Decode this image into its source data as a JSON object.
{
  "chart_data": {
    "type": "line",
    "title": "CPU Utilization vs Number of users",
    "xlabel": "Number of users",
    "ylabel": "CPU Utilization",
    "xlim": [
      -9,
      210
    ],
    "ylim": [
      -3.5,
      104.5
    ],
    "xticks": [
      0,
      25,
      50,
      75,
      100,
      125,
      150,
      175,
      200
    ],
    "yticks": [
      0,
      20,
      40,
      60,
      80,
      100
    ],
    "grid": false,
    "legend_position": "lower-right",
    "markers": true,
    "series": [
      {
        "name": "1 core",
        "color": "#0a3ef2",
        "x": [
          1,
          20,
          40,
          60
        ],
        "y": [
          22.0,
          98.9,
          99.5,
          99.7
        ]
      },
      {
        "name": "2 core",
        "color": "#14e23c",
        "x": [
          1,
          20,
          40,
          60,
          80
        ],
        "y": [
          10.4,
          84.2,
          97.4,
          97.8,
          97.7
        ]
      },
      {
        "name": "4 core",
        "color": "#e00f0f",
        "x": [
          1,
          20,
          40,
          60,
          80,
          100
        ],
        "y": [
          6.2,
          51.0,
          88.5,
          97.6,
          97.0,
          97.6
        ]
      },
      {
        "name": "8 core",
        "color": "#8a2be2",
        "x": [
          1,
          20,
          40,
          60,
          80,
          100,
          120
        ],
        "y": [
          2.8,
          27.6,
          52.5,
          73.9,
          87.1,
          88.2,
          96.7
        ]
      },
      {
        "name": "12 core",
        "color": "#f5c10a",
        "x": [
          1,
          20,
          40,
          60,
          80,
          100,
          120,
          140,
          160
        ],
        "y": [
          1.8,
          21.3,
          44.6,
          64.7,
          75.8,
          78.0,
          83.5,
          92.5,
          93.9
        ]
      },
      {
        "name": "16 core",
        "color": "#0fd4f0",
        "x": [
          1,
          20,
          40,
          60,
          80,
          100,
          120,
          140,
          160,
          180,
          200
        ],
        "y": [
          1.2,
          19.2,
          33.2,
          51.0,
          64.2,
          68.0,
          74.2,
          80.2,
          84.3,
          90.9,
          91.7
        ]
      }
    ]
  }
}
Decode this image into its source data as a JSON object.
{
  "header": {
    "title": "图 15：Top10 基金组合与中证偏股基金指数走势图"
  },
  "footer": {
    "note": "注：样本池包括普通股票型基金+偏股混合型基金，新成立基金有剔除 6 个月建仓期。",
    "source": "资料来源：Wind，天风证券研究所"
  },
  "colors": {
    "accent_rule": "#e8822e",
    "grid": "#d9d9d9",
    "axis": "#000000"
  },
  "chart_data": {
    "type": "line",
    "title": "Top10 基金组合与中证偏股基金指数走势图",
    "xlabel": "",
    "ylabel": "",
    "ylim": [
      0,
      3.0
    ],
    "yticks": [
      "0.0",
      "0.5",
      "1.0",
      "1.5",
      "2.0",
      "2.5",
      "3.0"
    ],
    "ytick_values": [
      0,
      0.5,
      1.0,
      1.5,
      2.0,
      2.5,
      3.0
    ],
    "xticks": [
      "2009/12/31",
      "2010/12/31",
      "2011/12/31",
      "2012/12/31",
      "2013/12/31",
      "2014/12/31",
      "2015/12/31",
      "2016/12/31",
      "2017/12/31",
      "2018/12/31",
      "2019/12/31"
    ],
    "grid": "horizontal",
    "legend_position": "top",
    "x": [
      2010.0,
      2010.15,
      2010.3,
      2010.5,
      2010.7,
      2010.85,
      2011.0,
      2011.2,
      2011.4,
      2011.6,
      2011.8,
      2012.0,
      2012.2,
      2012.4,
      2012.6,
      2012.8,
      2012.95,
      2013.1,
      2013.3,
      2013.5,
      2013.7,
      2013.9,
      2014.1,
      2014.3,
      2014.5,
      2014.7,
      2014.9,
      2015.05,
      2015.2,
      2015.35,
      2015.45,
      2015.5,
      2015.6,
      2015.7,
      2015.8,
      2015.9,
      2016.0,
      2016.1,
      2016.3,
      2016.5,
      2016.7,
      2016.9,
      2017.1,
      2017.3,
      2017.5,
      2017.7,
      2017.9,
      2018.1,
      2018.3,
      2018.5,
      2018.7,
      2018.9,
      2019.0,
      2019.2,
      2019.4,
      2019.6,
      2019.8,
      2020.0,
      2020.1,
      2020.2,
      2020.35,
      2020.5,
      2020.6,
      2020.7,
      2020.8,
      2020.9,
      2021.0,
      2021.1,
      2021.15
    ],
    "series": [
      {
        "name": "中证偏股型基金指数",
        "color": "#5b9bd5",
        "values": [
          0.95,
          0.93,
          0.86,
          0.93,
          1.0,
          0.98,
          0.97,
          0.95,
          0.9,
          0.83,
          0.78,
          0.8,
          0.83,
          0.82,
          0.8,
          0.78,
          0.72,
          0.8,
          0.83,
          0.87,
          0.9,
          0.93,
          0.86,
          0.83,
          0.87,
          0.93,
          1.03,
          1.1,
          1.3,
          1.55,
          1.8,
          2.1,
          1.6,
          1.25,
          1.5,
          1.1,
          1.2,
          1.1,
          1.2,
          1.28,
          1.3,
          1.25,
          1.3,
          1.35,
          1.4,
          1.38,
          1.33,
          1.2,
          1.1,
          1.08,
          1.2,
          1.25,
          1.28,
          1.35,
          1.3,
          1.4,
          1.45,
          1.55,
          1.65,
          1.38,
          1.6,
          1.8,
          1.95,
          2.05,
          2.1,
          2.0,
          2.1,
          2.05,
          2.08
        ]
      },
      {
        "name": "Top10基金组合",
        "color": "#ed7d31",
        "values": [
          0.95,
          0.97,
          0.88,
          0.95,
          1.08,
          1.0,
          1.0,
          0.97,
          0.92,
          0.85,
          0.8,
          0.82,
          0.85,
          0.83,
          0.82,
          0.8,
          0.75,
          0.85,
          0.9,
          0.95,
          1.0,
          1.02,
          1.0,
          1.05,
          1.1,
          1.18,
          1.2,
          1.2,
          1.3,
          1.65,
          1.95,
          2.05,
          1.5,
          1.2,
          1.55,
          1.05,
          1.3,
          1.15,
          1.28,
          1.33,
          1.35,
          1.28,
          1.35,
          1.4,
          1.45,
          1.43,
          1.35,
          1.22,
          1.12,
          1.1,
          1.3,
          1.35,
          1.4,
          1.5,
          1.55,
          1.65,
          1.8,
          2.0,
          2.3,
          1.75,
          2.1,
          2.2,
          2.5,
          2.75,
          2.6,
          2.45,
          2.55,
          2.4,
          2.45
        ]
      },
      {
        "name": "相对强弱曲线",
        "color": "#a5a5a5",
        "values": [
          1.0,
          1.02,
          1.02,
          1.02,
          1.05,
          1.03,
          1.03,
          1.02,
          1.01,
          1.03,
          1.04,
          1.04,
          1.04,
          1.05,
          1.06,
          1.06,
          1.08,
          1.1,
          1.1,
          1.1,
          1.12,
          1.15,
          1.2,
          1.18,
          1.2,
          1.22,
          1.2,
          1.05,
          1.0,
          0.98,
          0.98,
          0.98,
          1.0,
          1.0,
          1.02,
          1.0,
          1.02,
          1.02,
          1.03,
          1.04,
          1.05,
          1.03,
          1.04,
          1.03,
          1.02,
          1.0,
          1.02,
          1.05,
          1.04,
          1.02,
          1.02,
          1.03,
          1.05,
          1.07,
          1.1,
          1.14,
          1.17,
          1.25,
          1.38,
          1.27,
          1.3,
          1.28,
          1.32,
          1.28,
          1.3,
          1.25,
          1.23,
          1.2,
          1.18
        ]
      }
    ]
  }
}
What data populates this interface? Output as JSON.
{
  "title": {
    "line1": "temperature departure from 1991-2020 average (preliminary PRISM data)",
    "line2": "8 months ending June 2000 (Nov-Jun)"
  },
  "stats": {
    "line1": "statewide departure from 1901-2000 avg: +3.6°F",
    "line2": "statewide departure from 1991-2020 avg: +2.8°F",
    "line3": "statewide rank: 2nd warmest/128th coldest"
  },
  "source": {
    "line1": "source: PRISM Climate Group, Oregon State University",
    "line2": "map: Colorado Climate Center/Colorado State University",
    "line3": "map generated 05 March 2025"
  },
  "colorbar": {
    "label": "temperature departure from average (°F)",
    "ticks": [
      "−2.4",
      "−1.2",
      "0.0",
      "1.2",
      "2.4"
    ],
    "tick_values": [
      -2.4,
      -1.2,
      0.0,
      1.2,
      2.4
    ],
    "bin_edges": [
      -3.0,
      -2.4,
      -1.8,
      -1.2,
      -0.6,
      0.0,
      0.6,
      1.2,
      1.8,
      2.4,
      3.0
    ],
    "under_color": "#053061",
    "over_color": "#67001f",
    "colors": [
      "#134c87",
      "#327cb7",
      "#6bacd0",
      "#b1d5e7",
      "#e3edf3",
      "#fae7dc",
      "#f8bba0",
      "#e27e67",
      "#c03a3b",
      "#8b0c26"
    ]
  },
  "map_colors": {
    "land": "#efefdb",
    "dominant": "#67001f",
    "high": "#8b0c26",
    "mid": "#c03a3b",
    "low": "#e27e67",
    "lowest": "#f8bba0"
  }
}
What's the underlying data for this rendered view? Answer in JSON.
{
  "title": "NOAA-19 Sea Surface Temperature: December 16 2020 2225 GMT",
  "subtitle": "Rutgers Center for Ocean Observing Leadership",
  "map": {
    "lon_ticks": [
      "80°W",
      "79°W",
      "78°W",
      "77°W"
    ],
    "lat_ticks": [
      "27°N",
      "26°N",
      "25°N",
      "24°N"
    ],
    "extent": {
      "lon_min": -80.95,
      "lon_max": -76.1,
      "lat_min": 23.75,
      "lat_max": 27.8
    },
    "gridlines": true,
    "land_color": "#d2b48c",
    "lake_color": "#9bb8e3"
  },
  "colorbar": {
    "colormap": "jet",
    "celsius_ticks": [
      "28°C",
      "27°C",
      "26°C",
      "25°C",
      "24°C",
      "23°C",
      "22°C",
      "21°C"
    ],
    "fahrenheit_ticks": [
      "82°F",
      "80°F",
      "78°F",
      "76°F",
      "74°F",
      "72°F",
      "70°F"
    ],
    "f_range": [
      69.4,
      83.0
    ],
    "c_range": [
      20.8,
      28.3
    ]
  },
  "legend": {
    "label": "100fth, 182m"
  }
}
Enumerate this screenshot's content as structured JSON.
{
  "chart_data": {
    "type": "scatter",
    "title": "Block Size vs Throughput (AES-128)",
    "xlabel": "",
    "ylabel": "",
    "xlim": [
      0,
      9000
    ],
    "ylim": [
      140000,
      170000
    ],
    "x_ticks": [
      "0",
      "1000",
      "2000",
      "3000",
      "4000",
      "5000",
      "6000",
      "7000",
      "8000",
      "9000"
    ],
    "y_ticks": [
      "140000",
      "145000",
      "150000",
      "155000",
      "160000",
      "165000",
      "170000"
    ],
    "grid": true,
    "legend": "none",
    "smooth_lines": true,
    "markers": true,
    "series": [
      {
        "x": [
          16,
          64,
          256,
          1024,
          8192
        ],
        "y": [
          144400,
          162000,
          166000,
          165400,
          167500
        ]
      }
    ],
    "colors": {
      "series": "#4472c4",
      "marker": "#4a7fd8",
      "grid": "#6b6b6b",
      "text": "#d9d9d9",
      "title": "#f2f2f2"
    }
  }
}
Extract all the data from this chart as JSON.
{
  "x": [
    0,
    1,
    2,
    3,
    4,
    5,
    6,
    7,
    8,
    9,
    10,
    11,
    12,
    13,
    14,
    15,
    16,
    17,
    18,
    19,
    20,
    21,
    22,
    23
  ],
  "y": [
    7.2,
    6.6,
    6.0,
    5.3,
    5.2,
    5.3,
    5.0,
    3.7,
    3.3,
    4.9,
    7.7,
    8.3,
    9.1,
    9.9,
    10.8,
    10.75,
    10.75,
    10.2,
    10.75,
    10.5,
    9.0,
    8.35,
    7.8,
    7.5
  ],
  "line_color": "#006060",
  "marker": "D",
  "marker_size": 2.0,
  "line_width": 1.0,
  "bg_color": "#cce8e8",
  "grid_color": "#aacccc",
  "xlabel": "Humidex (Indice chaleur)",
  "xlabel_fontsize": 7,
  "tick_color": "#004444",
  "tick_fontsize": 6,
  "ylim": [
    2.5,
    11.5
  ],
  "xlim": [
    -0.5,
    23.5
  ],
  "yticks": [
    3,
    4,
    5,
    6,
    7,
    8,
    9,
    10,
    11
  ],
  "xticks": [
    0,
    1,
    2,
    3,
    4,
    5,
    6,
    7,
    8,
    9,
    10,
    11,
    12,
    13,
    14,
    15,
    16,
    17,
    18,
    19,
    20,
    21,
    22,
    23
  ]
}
....
Requirement: Pull out all lines of the data with the string "PRISM".

Written answer:
    "line1": "temperature departure from 1991-2020 average (preliminary PRISM data)",
    "line1": "source: PRISM Climate Group, Oregon State University",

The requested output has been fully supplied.